= To do =
Update the records below by replacing every occurrence of "interactable" with "clickable" and leaving all other text unchanged. Omit the pictures from your answer.

———

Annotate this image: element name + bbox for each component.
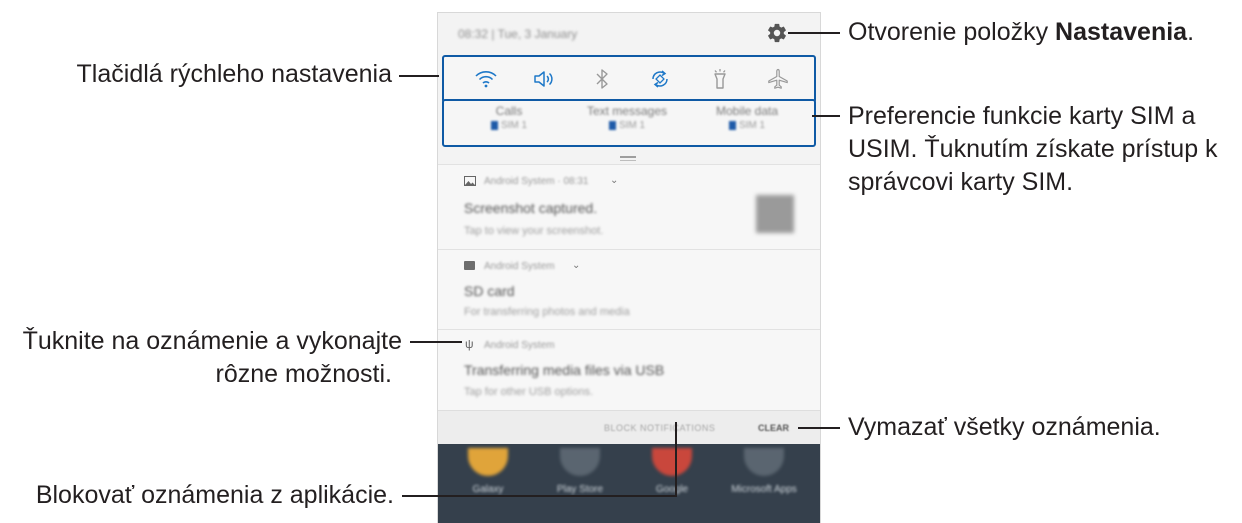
sd-card-icon [464,261,475,270]
wifi-icon[interactable] [474,67,498,91]
app-label: Play Store [556,484,604,495]
notification-app-name: Android System [484,261,555,272]
home-screen-background: Galaxy Play Store Google Microsoft Apps [438,444,820,523]
callout-block: Blokovať oznámenia z aplikácie. [35,481,394,509]
app-icon-microsoft-apps[interactable] [744,448,784,476]
bluetooth-icon[interactable] [590,67,614,91]
block-notifications-button[interactable]: BLOCK NOTIFICATIONS [604,423,715,433]
callout-line-settings [788,32,840,34]
app-icon-galaxy[interactable] [468,448,508,476]
app-icon-play-store[interactable] [560,448,600,476]
auto-rotate-icon[interactable] [648,67,672,91]
callout-sim-line-3: správcovi karty SIM. [848,168,1074,196]
notification-panel: 08:32 | Tue, 3 January Calls SIM 1 Text … [437,12,821,523]
image-icon [464,176,476,186]
notification-subtitle: Tap for other USB options. [464,386,594,398]
sim-card-preferences[interactable]: Calls SIM 1 Text messages SIM 1 Mobile d… [442,99,816,147]
callout-line-notification [410,341,462,343]
airplane-mode-icon[interactable] [766,67,790,91]
panel-drag-handle-line [620,160,636,161]
callout-notification-line-2: rôzne možnosti. [215,360,392,388]
notification-card[interactable]: Android System · 08:31 ⌄ Screenshot capt… [438,164,820,250]
app-icon-google[interactable] [652,448,692,476]
screenshot-thumbnail[interactable] [756,195,794,233]
callout-line-quick-settings [399,75,439,77]
flashlight-icon[interactable] [708,67,732,91]
sim-pref-mobile-data[interactable]: Mobile data SIM 1 [692,104,802,131]
notification-subtitle: For transferring photos and media [464,306,630,318]
callout-notification-line-1: Ťuknite na oznámenie a vykonajte [22,327,402,355]
expand-chevron-icon[interactable]: ⌄ [610,175,618,186]
callout-sim-line-1: Preferencie funkcie karty SIM a [848,102,1196,130]
panel-drag-handle[interactable] [620,156,636,158]
callout-sim-line-2: USIM. Ťuknutím získate prístup k [848,135,1218,163]
app-label: Microsoft Apps [731,484,797,495]
expand-chevron-icon[interactable]: ⌄ [572,260,580,271]
callout-clear-all: Vymazať všetky oznámenia. [848,413,1161,441]
callout-line-block [402,495,677,497]
notification-title: Screenshot captured. [464,200,598,216]
notification-card[interactable]: ψ Android System Transferring media file… [438,329,820,411]
sim-pref-calls[interactable]: Calls SIM 1 [454,104,564,131]
app-label: Galaxy [472,484,504,495]
notification-actions-bar: BLOCK NOTIFICATIONS CLEAR [438,410,820,445]
date-time: 08:32 | Tue, 3 January [458,27,578,41]
callout-settings: Otvorenie položky Nastavenia. [848,18,1195,46]
clear-button[interactable]: CLEAR [758,423,789,433]
panel-header: 08:32 | Tue, 3 January [438,13,820,55]
app-label: Google [655,484,689,495]
callout-quick-settings: Tlačidlá rýchleho nastavenia [76,60,392,88]
notification-subtitle: Tap to view your screenshot. [464,225,604,237]
notification-title: SD card [464,283,515,299]
sound-icon[interactable] [532,67,556,91]
notification-app-name: Android System [484,340,555,351]
notification-app-name: Android System · 08:31 [484,176,589,187]
notification-card[interactable]: Android System ⌄ SD card For transferrin… [438,249,820,330]
notification-title: Transferring media files via USB [464,362,665,378]
settings-gear-icon[interactable] [766,22,788,44]
quick-settings-buttons [442,55,816,103]
callout-line-sim [812,115,840,117]
callout-line-clear [798,427,840,429]
usb-icon: ψ [465,337,474,351]
callout-line-block-vertical [675,422,677,497]
sim-pref-text-messages[interactable]: Text messages SIM 1 [572,104,682,131]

———

= Written response =
Annotate this image: element name + bbox for each component.
sd-card-icon [464,261,475,270]
wifi-icon[clickable] [474,67,498,91]
app-label: Play Store [556,484,604,495]
notification-app-name: Android System [484,261,555,272]
home-screen-background: Galaxy Play Store Google Microsoft Apps [438,444,820,523]
callout-block: Blokovať oznámenia z aplikácie. [35,481,394,509]
app-icon-microsoft-apps[clickable] [744,448,784,476]
bluetooth-icon[clickable] [590,67,614,91]
block-notifications-button[clickable]: BLOCK NOTIFICATIONS [604,423,715,433]
callout-line-settings [788,32,840,34]
app-icon-galaxy[clickable] [468,448,508,476]
app-icon-play-store[clickable] [560,448,600,476]
auto-rotate-icon[clickable] [648,67,672,91]
callout-sim-line-3: správcovi karty SIM. [848,168,1074,196]
notification-panel: 08:32 | Tue, 3 January Calls SIM 1 Text … [437,12,821,523]
image-icon [464,176,476,186]
notification-subtitle: Tap for other USB options. [464,386,594,398]
sim-card-preferences[clickable]: Calls SIM 1 Text messages SIM 1 Mobile d… [442,99,816,147]
callout-line-notification [410,341,462,343]
airplane-mode-icon[clickable] [766,67,790,91]
panel-drag-handle-line [620,160,636,161]
callout-notification-line-2: rôzne možnosti. [215,360,392,388]
notification-card[clickable]: Android System · 08:31 ⌄ Screenshot capt… [438,164,820,250]
app-icon-google[clickable] [652,448,692,476]
screenshot-thumbnail[clickable] [756,195,794,233]
callout-line-quick-settings [399,75,439,77]
flashlight-icon[clickable] [708,67,732,91]
sim-pref-mobile-data[clickable]: Mobile data SIM 1 [692,104,802,131]
notification-subtitle: For transferring photos and media [464,306,630,318]
callout-notification-line-1: Ťuknite na oznámenie a vykonajte [22,327,402,355]
expand-chevron-icon[clickable]: ⌄ [610,175,618,186]
callout-sim-line-1: Preferencie funkcie karty SIM a [848,102,1196,130]
panel-drag-handle[clickable] [620,156,636,158]
callout-sim-line-2: USIM. Ťuknutím získate prístup k [848,135,1218,163]
app-label: Microsoft Apps [731,484,797,495]
expand-chevron-icon[clickable]: ⌄ [572,260,580,271]
callout-clear-all: Vymazať všetky oznámenia. [848,413,1161,441]
callout-line-block [402,495,677,497]
notification-title: Screenshot captured. [464,200,598,216]
notification-card[clickable]: ψ Android System Transferring media file… [438,329,820,411]
sim-pref-calls[clickable]: Calls SIM 1 [454,104,564,131]
app-label: Galaxy [472,484,504,495]
notification-actions-bar: BLOCK NOTIFICATIONS CLEAR [438,410,820,445]
date-time: 08:32 | Tue, 3 January [458,27,578,41]
callout-settings: Otvorenie položky Nastavenia. [848,18,1195,46]
clear-button[clickable]: CLEAR [758,423,789,433]
panel-header: 08:32 | Tue, 3 January [438,13,820,55]
app-label: Google [655,484,689,495]
callout-quick-settings: Tlačidlá rýchleho nastavenia [76,60,392,88]
notification-subtitle: Tap to view your screenshot. [464,225,604,237]
notification-title: SD card [464,283,515,299]
sound-icon[clickable] [532,67,556,91]
notification-app-name: Android System [484,340,555,351]
notification-app-name: Android System · 08:31 [484,176,589,187]
notification-card[clickable]: Android System ⌄ SD card For transferrin… [438,249,820,330]
notification-title: Transferring media files via USB [464,362,665,378]
settings-gear-icon[clickable] [766,22,788,44]
quick-settings-buttons [442,55,816,103]
callout-line-sim [812,115,840,117]
callout-line-clear [798,427,840,429]
usb-icon: ψ [465,337,474,351]
callout-line-block-vertical [675,422,677,497]
sim-pref-text-messages[clickable]: Text messages SIM 1 [572,104,682,131]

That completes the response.